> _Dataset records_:
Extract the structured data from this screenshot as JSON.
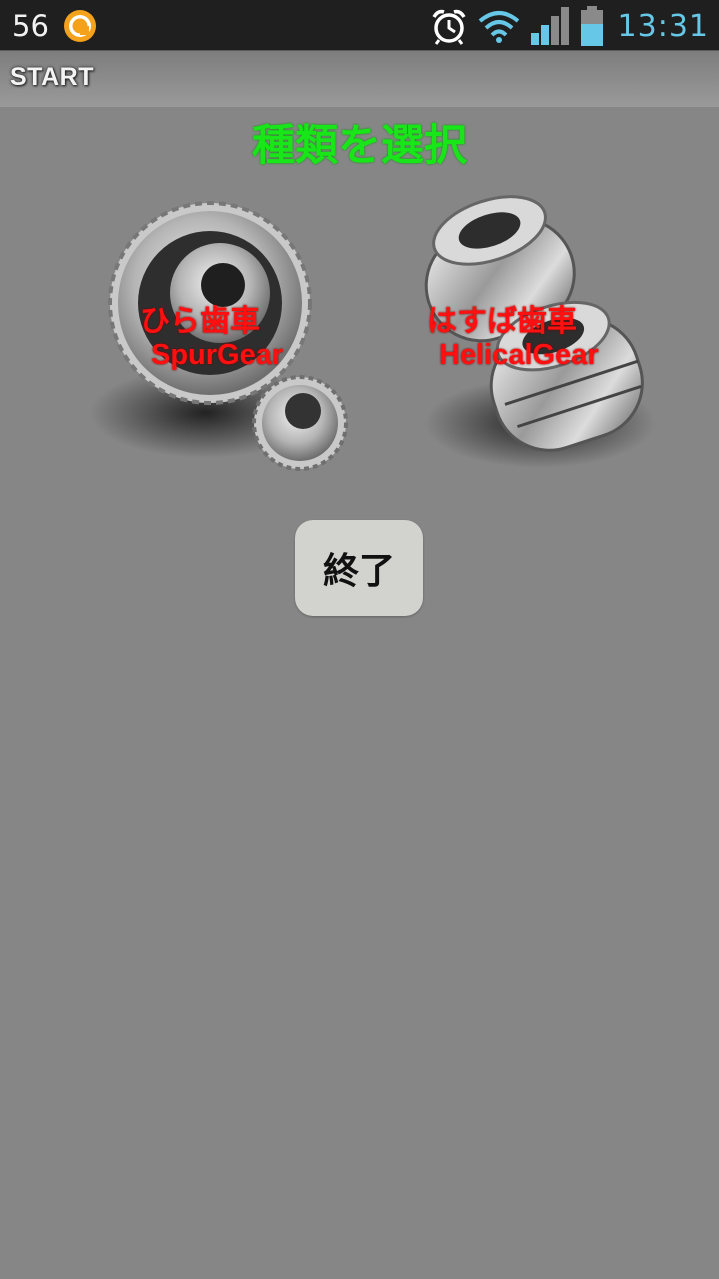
{
  "status_bar": {
    "left_number": "56",
    "app_icon": "orange-circle-app-icon",
    "icons": [
      "alarm-clock-icon",
      "wifi-icon",
      "signal-icon",
      "battery-icon"
    ],
    "time": "13:31",
    "time_color": "#66c7e6"
  },
  "title_bar": {
    "title": "START"
  },
  "main": {
    "heading": "種類を選択",
    "heading_color": "#19e619",
    "gears": [
      {
        "label_jp": "ひら歯車",
        "label_en": "SpurGear",
        "icon": "spur-gear-icon"
      },
      {
        "label_jp": "はすば歯車",
        "label_en": "HelicalGear",
        "icon": "helical-gear-icon"
      }
    ],
    "label_color": "#ff1010",
    "exit_button": {
      "label": "終了"
    }
  },
  "colors": {
    "background": "#868686",
    "status_bar": "#1f1f1f"
  }
}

> _Task instructions_: An exact transcription of all the entries is required, without the pictures.

> _Complete output_:
Extract the structured data from this screenshot as JSON.
{
  "status_bar": {
    "left_number": "56",
    "app_icon": "orange-circle-app-icon",
    "icons": [
      "alarm-clock-icon",
      "wifi-icon",
      "signal-icon",
      "battery-icon"
    ],
    "time": "13:31",
    "time_color": "#66c7e6"
  },
  "title_bar": {
    "title": "START"
  },
  "main": {
    "heading": "種類を選択",
    "heading_color": "#19e619",
    "gears": [
      {
        "label_jp": "ひら歯車",
        "label_en": "SpurGear",
        "icon": "spur-gear-icon"
      },
      {
        "label_jp": "はすば歯車",
        "label_en": "HelicalGear",
        "icon": "helical-gear-icon"
      }
    ],
    "label_color": "#ff1010",
    "exit_button": {
      "label": "終了"
    }
  },
  "colors": {
    "background": "#868686",
    "status_bar": "#1f1f1f"
  }
}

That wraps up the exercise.